* Task objective
Look through the material below. Copy every line with the string "dodavanje" in it.

Data excerpts:
_ _ _ _ _
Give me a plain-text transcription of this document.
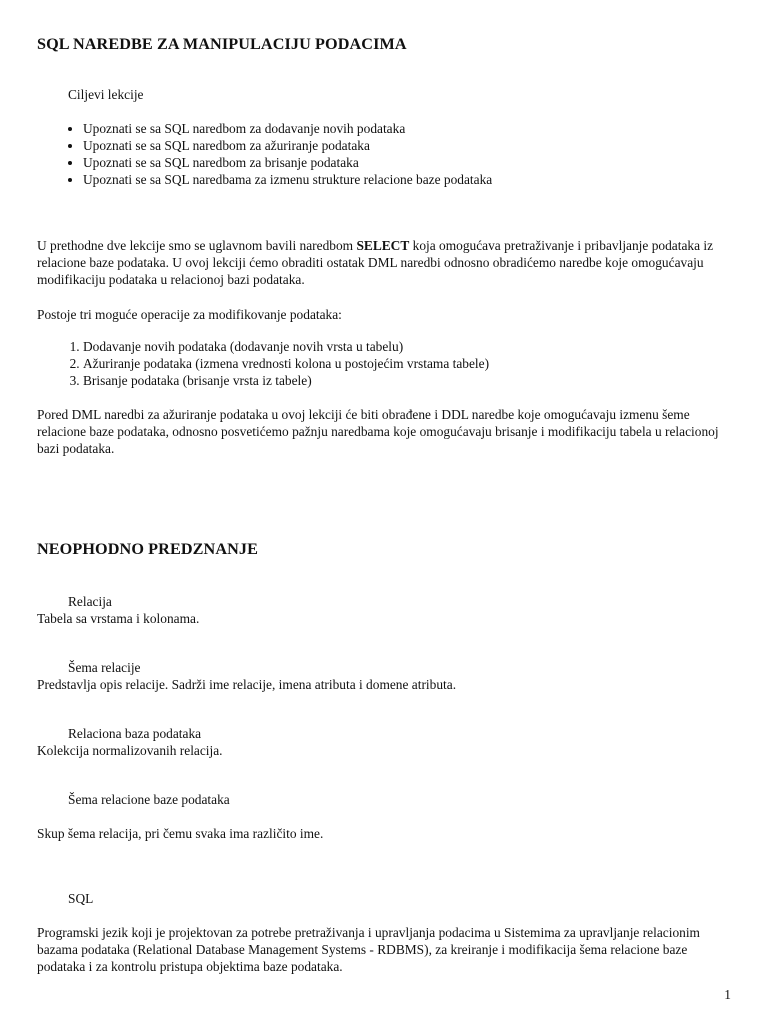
SQL NAREDBE ZA MANIPULACIJU PODACIMA
Ciljevi lekcije
• Upoznati se sa SQL naredbom za dodavanje novih podataka
• Upoznati se sa SQL naredbom za ažuriranje podataka
• Upoznati se sa SQL naredbom za brisanje podataka
• Upoznati se sa SQL naredbama za izmenu strukture relacione baze podataka

U prethodne dve lekcije smo se uglavnom bavili naredbom SELECT koja omogućava pretraživanje i pribavljanje podataka iz relacione baze podataka. U ovoj lekciji ćemo obraditi ostatak DML naredbi odnosno obradićemo naredbe koje omogućavaju modifikaciju podataka u relacionoj bazi podataka.

Postoje tri moguće operacije za modifikovanje podataka:

1. Dodavanje novih podataka (dodavanje novih vrsta u tabelu)
2. Ažuriranje podataka (izmena vrednosti kolona u postojećim vrstama tabele)
3. Brisanje podataka (brisanje vrsta iz tabele)

Pored DML naredbi za ažuriranje podataka u ovoj lekciji će biti obrađene i DDL naredbe koje omogućavaju izmenu šeme relacione baze podataka, odnosno posvetićemo pažnju naredbama koje omogućavaju brisanje i modifikaciju tabela u relacionoj bazi podataka.

NEOPHODNO PREDZNANJE
Relacija
Tabela sa vrstama i kolonama.
Šema relacije
Predstavlja opis relacije. Sadrži ime relacije, imena atributa i domene atributa.
Relaciona baza podataka
Kolekcija normalizovanih relacija.
Šema relacione baze podataka
Skup šema relacija, pri čemu svaka ima različito ime.
SQL
Programski jezik koji je projektovan za potrebe pretraživanja i upravljanja podacima u Sistemima za upravljanje relacionim bazama podataka (Relational Database Management Systems - RDBMS), za kreiranje i modifikacija šema relacione baze podataka i za kontrolu pristupa objektima baze podataka.
1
_ _ _ _ _
* Problem solution
• Upoznati se sa SQL naredbom za dodavanje novih podataka
1. Dodavanje novih podataka (dodavanje novih vrsta u tabelu)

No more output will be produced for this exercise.